Instructions to follow -
Go through the lines below and copy each one that holds the string "this".

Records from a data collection
##############################

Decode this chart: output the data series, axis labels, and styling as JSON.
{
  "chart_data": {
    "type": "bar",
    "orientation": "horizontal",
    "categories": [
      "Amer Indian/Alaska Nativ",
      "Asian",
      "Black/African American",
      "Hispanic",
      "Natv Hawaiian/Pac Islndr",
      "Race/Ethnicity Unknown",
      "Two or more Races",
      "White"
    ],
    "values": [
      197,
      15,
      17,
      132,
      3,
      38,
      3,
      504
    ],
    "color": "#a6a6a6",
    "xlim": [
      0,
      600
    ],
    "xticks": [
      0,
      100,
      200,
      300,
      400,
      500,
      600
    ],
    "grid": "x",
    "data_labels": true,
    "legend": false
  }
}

##############################

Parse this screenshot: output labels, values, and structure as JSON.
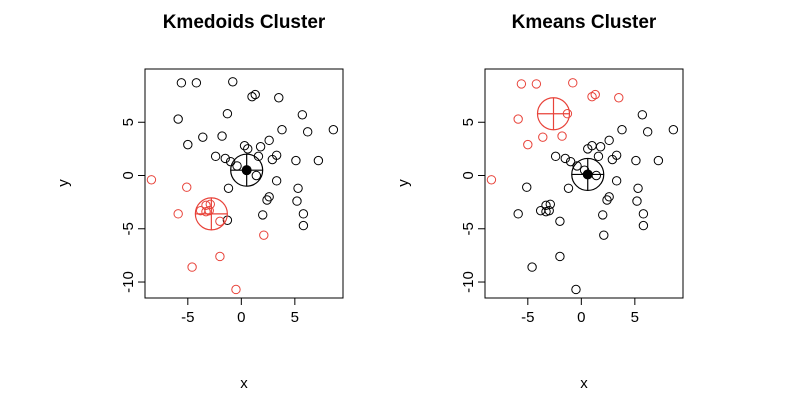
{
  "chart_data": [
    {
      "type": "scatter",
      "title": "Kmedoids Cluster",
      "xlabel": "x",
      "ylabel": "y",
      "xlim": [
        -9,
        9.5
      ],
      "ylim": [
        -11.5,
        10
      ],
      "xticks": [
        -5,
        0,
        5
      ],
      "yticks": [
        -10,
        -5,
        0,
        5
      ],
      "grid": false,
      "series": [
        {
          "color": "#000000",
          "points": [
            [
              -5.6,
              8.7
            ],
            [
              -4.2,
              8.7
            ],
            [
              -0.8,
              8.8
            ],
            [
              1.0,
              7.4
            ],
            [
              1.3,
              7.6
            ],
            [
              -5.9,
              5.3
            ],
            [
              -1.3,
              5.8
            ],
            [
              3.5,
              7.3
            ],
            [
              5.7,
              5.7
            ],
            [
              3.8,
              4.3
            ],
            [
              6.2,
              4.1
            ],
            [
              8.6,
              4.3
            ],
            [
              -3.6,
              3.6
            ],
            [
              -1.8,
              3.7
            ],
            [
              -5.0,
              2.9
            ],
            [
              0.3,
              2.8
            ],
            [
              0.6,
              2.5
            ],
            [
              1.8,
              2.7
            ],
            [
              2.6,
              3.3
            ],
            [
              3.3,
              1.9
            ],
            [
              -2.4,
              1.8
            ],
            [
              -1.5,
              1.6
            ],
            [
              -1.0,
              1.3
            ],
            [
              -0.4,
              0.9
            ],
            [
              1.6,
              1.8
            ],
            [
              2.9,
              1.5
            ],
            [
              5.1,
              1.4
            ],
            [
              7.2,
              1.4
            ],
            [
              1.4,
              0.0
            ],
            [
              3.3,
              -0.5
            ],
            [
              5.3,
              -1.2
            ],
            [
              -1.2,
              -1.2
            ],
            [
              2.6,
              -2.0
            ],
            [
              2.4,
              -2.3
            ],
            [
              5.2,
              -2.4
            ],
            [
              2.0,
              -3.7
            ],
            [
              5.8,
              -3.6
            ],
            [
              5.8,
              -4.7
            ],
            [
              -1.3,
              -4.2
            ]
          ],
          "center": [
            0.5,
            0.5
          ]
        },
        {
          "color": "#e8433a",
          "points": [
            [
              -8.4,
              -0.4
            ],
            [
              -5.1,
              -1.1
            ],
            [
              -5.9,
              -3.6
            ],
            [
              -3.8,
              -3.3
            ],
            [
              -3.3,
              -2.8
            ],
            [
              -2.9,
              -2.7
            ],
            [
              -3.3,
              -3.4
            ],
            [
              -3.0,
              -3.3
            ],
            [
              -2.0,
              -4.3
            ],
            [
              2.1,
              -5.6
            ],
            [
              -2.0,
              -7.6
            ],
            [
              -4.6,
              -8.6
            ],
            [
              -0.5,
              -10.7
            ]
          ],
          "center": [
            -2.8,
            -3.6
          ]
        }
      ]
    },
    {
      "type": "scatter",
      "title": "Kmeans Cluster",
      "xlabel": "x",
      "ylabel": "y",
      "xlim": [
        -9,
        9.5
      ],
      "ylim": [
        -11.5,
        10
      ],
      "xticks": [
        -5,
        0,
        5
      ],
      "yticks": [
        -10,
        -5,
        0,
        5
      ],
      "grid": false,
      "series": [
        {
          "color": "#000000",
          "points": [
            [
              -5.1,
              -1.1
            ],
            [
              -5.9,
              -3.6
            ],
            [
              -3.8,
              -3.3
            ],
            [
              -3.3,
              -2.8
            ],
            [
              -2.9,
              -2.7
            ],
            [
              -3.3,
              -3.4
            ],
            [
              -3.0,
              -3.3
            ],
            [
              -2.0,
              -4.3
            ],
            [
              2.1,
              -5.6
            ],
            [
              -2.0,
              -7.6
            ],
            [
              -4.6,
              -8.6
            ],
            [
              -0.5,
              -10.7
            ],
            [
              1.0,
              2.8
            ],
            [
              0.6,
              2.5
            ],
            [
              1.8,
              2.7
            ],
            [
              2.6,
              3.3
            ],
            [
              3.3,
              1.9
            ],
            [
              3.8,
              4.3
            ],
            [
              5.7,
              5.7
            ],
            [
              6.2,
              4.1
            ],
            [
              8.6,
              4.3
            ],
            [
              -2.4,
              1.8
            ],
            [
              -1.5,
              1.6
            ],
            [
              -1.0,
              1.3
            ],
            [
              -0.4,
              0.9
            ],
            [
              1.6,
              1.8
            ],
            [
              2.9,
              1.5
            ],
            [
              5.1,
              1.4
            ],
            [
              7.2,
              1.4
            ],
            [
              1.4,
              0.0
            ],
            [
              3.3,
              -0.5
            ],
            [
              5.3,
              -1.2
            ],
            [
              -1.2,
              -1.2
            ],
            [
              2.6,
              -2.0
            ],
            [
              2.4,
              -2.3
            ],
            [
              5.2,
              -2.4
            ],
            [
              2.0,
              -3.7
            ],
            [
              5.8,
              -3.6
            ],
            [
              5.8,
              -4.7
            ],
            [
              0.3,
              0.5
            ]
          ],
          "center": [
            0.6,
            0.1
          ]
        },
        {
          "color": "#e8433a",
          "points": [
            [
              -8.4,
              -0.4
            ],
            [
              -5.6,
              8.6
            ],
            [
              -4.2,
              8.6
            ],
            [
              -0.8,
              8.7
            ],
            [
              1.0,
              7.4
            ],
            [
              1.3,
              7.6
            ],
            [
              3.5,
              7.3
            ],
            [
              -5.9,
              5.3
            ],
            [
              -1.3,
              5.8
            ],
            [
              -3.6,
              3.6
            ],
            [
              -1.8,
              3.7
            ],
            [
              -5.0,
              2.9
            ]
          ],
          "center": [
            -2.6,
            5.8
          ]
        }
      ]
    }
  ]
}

##############################

Exercise solution -
Decode this chart: output the data series, axis labels, and styling as JSON.
Parse this screenshot: output labels, values, and structure as JSON.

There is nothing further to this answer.